◆ Task statement
Copy the lines exactly as they appear, beginning with the line that contains "169, 507, 230]" and continuing through the line that contains "255, 590, 310]", including both of those lines.

◆ Material shown
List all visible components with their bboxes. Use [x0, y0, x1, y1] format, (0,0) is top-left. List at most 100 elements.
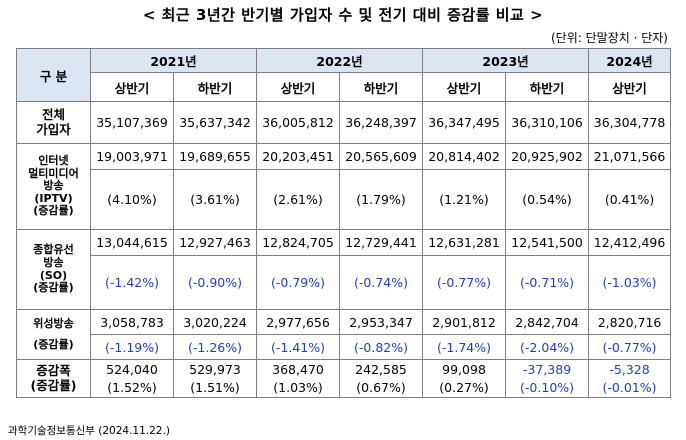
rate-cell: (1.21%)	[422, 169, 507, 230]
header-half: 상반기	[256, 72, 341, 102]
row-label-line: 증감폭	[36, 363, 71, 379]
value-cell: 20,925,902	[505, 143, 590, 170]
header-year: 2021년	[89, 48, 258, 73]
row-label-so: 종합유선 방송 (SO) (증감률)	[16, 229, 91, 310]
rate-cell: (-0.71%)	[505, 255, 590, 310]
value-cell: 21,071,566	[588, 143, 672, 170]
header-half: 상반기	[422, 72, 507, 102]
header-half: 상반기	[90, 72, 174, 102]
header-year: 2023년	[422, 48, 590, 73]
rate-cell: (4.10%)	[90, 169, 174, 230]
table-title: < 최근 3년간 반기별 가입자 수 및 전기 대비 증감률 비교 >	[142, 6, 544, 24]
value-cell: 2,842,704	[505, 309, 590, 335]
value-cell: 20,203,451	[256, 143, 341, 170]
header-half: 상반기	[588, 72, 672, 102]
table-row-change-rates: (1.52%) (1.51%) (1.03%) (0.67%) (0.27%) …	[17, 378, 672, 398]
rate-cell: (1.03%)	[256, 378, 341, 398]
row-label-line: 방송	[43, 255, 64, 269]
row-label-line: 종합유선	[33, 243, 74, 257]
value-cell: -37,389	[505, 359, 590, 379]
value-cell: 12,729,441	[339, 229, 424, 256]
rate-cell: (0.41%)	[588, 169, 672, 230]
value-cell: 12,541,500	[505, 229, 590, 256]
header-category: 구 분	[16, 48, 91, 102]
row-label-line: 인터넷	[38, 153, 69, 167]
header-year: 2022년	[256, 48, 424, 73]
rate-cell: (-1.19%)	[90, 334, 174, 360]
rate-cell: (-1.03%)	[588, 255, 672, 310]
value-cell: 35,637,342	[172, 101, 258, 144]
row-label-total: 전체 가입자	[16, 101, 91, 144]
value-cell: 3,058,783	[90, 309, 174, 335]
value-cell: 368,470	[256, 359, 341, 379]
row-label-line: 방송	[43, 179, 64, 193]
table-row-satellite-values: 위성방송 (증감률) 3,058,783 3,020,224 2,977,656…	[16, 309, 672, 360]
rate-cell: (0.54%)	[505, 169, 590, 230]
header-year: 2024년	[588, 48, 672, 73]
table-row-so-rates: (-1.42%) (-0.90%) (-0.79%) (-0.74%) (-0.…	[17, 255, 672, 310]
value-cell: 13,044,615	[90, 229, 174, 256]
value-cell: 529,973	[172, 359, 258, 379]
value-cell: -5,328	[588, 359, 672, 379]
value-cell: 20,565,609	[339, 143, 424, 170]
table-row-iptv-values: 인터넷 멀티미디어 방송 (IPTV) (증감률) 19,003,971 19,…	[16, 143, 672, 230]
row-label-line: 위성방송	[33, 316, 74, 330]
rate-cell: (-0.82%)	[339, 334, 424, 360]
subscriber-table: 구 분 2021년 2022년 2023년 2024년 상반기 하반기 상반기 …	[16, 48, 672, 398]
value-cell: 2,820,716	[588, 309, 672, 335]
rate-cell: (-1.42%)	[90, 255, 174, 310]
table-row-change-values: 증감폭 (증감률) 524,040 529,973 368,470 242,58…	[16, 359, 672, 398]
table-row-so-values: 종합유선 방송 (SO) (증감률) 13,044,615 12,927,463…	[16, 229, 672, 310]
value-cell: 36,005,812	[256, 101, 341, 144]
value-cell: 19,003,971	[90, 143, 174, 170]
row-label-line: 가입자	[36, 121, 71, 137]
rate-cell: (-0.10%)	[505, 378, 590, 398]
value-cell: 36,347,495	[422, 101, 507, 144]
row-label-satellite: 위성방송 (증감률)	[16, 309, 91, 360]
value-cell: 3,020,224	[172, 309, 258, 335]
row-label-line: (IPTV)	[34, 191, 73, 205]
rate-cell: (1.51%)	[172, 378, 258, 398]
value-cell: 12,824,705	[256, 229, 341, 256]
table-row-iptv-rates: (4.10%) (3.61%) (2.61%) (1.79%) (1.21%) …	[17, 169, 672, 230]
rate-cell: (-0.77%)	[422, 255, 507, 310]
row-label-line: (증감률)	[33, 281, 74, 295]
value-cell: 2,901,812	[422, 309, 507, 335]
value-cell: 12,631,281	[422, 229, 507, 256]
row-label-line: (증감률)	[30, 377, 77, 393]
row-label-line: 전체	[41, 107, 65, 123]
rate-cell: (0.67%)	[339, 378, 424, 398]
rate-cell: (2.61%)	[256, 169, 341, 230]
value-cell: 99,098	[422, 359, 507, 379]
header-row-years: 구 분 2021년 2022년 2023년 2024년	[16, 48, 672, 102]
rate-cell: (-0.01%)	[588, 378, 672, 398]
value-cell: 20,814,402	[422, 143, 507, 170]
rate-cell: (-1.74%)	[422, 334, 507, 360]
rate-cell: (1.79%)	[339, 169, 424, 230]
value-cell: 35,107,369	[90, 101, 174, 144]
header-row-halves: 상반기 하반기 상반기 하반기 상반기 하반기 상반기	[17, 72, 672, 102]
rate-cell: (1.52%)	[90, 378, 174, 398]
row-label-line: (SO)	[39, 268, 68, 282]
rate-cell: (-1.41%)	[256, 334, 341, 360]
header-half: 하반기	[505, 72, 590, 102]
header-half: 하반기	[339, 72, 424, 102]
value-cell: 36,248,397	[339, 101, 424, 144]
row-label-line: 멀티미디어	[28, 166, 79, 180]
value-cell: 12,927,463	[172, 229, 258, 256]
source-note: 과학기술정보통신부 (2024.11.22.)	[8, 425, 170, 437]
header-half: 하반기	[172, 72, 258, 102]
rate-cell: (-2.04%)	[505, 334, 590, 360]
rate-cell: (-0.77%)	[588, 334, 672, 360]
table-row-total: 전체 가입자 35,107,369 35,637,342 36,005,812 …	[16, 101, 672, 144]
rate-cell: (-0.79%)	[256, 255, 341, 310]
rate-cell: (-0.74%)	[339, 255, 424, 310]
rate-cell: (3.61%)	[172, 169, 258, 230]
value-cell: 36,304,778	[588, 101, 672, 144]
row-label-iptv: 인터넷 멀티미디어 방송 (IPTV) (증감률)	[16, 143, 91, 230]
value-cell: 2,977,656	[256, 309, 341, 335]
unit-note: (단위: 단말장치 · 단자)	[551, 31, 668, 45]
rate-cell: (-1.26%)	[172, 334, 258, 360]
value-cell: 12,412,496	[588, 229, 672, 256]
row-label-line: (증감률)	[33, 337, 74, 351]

◆ Full answer
rate-cell: (1.21%)	[422, 169, 507, 230]
header-half: 상반기	[256, 72, 341, 102]
row-label-line: 증감폭	[36, 363, 71, 379]
value-cell: 20,925,902	[505, 143, 590, 170]
header-year: 2021년	[89, 48, 258, 73]
row-label-so: 종합유선 방송 (SO) (증감률)	[16, 229, 91, 310]
rate-cell: (-0.71%)	[505, 255, 590, 310]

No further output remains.